Stored records
§

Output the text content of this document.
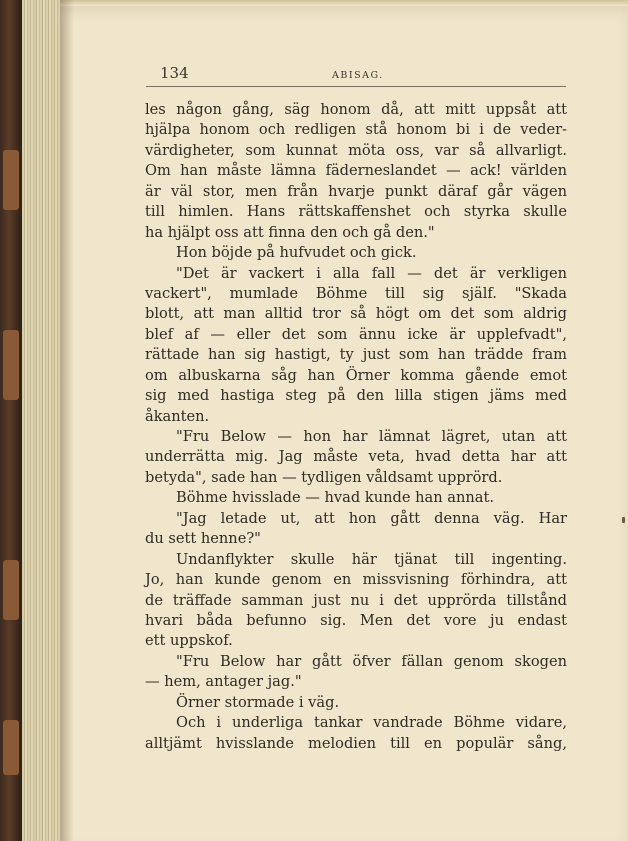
134	ABISAG.
les någon gång, säg honom då, att mitt uppsåt att
hjälpa honom och redligen stå honom bi i de veder-
värdigheter, som kunnat möta oss, var så allvarligt.
Om han måste lämna fäderneslandet — ack! världen
är väl stor, men från hvarje punkt däraf går vägen
till himlen. Hans rättskaffenshet och styrka skulle
ha hjälpt oss att finna den och gå den."
Hon böjde på hufvudet och gick.
"Det är vackert i alla fall — det är verkligen
vackert", mumlade Böhme till sig själf. "Skada
blott, att man alltid tror så högt om det som aldrig
blef af — eller det som ännu icke är upplefvadt",
rättade han sig hastigt, ty just som han trädde fram
om albuskarna såg han Örner komma gående emot
sig med hastiga steg på den lilla stigen jäms med
åkanten.
"Fru Below — hon har lämnat lägret, utan att
underrätta mig. Jag måste veta, hvad detta har att
betyda", sade han — tydligen våldsamt upprörd.
Böhme hvisslade — hvad kunde han annat.
"Jag letade ut, att hon gått denna väg. Har
du sett henne?"
Undanflykter skulle här tjänat till ingenting.
Jo, han kunde genom en missvisning förhindra, att
de träffade samman just nu i det upprörda tillstånd
hvari båda befunno sig. Men det vore ju endast
ett uppskof.
"Fru Below har gått öfver fällan genom skogen
— hem, antager jag."
Örner stormade i väg.
Och i underliga tankar vandrade Böhme vidare,
alltjämt hvisslande melodien till en populär sång,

§

[PROBLEM]: Word for word, repeat the lines of data above, omitting every picture.

[RESULT OF THE EXERCISE]:
Output the text content of this document.
134	ABISAG.
les någon gång, säg honom då, att mitt uppsåt att
hjälpa honom och redligen stå honom bi i de veder-
värdigheter, som kunnat möta oss, var så allvarligt.
Om han måste lämna fäderneslandet — ack! världen
är väl stor, men från hvarje punkt däraf går vägen
till himlen. Hans rättskaffenshet och styrka skulle
ha hjälpt oss att finna den och gå den."
Hon böjde på hufvudet och gick.
"Det är vackert i alla fall — det är verkligen
vackert", mumlade Böhme till sig själf. "Skada
blott, att man alltid tror så högt om det som aldrig
blef af — eller det som ännu icke är upplefvadt",
rättade han sig hastigt, ty just som han trädde fram
om albuskarna såg han Örner komma gående emot
sig med hastiga steg på den lilla stigen jäms med
åkanten.
"Fru Below — hon har lämnat lägret, utan att
underrätta mig. Jag måste veta, hvad detta har att
betyda", sade han — tydligen våldsamt upprörd.
Böhme hvisslade — hvad kunde han annat.
"Jag letade ut, att hon gått denna väg. Har
du sett henne?"
Undanflykter skulle här tjänat till ingenting.
Jo, han kunde genom en missvisning förhindra, att
de träffade samman just nu i det upprörda tillstånd
hvari båda befunno sig. Men det vore ju endast
ett uppskof.
"Fru Below har gått öfver fällan genom skogen
— hem, antager jag."
Örner stormade i väg.
Och i underliga tankar vandrade Böhme vidare,
alltjämt hvisslande melodien till en populär sång,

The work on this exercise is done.